━━ RECORDS SHOWN

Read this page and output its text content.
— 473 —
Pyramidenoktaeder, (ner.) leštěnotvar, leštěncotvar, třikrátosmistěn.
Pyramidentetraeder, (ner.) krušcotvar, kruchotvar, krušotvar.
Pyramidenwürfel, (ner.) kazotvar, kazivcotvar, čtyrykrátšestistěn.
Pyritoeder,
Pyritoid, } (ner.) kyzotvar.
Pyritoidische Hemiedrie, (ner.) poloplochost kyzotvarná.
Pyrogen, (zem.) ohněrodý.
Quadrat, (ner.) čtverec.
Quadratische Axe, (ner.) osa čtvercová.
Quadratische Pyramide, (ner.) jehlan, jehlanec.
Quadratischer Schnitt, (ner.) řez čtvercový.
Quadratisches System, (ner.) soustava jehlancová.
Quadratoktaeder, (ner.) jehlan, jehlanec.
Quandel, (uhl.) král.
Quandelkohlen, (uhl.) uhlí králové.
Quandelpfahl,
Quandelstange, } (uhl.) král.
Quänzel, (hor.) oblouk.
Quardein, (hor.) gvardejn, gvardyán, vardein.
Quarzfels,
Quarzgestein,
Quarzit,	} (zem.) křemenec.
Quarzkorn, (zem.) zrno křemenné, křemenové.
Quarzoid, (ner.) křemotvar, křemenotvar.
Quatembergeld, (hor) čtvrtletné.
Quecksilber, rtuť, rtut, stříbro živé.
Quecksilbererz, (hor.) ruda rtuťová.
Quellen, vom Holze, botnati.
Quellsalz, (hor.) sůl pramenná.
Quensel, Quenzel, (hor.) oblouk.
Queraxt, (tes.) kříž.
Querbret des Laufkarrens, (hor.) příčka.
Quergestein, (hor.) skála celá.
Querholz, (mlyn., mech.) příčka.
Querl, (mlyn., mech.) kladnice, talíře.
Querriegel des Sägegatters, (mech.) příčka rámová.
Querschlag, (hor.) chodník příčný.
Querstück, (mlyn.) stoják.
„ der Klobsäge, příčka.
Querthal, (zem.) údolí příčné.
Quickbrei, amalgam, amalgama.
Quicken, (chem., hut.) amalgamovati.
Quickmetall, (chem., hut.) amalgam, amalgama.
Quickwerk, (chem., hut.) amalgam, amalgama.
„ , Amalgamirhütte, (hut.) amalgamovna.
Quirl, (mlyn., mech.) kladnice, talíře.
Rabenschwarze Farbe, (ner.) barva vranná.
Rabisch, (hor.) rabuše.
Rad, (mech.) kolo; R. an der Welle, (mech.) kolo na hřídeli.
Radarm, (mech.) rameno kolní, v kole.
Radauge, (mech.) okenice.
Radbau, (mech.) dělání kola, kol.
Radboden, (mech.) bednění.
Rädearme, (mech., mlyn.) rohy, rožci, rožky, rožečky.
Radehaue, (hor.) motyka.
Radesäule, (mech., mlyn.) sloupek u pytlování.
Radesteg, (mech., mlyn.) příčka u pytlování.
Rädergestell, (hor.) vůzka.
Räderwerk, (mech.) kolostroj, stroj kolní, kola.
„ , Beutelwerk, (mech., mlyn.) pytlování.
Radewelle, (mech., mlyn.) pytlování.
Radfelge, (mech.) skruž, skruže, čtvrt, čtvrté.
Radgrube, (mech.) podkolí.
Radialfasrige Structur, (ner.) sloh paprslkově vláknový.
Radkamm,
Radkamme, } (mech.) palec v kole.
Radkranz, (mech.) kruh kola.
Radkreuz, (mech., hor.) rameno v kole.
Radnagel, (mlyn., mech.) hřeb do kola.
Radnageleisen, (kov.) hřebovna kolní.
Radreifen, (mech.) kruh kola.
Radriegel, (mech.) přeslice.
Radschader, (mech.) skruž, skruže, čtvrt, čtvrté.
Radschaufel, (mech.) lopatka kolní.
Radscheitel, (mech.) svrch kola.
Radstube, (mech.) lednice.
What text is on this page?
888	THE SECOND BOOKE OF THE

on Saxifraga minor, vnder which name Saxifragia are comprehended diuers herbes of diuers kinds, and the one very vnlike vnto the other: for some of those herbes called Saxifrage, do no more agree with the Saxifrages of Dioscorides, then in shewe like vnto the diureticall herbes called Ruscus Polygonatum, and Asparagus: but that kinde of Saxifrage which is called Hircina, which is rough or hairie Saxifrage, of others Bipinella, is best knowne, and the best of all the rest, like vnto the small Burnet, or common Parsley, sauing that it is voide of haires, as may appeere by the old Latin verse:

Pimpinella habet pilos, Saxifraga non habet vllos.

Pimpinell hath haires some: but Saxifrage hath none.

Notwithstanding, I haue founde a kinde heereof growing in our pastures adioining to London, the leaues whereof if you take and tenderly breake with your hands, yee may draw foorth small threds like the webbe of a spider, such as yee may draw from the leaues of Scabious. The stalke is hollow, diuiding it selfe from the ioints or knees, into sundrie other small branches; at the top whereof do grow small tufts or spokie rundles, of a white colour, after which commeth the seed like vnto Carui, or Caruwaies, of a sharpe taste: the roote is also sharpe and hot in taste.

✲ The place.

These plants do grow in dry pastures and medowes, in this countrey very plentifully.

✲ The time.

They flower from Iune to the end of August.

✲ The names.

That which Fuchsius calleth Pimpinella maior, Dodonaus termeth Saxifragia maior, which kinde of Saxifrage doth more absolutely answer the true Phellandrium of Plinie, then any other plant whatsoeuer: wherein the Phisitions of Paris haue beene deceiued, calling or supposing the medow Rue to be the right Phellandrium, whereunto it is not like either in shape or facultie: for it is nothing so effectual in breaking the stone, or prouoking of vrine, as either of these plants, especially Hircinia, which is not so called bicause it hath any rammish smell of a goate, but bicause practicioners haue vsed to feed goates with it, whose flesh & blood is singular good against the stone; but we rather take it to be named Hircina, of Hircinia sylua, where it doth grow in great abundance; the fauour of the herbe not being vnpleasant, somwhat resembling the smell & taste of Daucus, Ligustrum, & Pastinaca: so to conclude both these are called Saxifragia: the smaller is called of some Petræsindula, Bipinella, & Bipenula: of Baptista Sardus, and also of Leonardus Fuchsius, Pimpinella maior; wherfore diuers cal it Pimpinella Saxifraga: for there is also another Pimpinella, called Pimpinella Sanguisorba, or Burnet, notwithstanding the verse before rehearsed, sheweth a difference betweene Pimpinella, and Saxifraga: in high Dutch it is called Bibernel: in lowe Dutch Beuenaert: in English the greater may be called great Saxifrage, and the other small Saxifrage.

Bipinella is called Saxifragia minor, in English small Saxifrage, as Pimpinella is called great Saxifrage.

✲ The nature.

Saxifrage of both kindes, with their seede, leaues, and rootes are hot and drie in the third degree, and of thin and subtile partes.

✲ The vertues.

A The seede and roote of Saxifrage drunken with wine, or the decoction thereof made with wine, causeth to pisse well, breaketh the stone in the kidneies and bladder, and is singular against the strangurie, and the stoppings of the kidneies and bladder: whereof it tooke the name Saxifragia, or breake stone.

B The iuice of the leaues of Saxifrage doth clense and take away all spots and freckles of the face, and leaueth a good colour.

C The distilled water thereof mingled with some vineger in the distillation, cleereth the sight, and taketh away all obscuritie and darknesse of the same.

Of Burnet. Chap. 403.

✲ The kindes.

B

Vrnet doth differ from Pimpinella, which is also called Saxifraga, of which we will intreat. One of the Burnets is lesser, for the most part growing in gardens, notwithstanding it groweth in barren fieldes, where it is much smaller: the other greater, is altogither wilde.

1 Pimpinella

━━━━

◆ YOUR GOAL:
Gather all lines from the listing above in which "good" occurs.

◆ RESULT FOR THIS TASK:
That which Fuchsius calleth Pimpinella maior, Dodonaus termeth Saxifragia maior, which kinde of Saxifrage doth more absolutely answer the true Phellandrium of Plinie, then any other plant whatsoeuer: wherein the Phisitions of Paris haue beene deceiued, calling or supposing the medow Rue to be the right Phellandrium, whereunto it is not like either in shape or facultie: for it is nothing so effectual in breaking the stone, or prouoking of vrine, as either of these plants, especially Hircinia, which is not so called bicause it hath any rammish smell of a goate, but bicause practicioners haue vsed to feed goates with it, whose flesh & blood is singular good against the stone; but we rather take it to be named Hircina, of Hircinia sylua, where it doth grow in great abundance; the fauour of the herbe not being vnpleasant, somwhat resembling the smell & taste of Daucus, Ligustrum, & Pastinaca: so to conclude both these are called Saxifragia: the smaller is called of some Petræsindula, Bipinella, & Bipenula: of Baptista Sardus, and also of Leonardus Fuchsius, Pimpinella maior; wherfore diuers cal it Pimpinella Saxifraga: for there is also another Pimpinella, called Pimpinella Sanguisorba, or Burnet, notwithstanding the verse before rehearsed, sheweth a difference betweene Pimpinella, and Saxifraga: in high Dutch it is called Bibernel: in lowe Dutch Beuenaert: in English the greater may be called great Saxifrage, and the other small Saxifrage.
B The iuice of the leaues of Saxifrage doth clense and take away all spots and freckles of the face, and leaueth a good colour.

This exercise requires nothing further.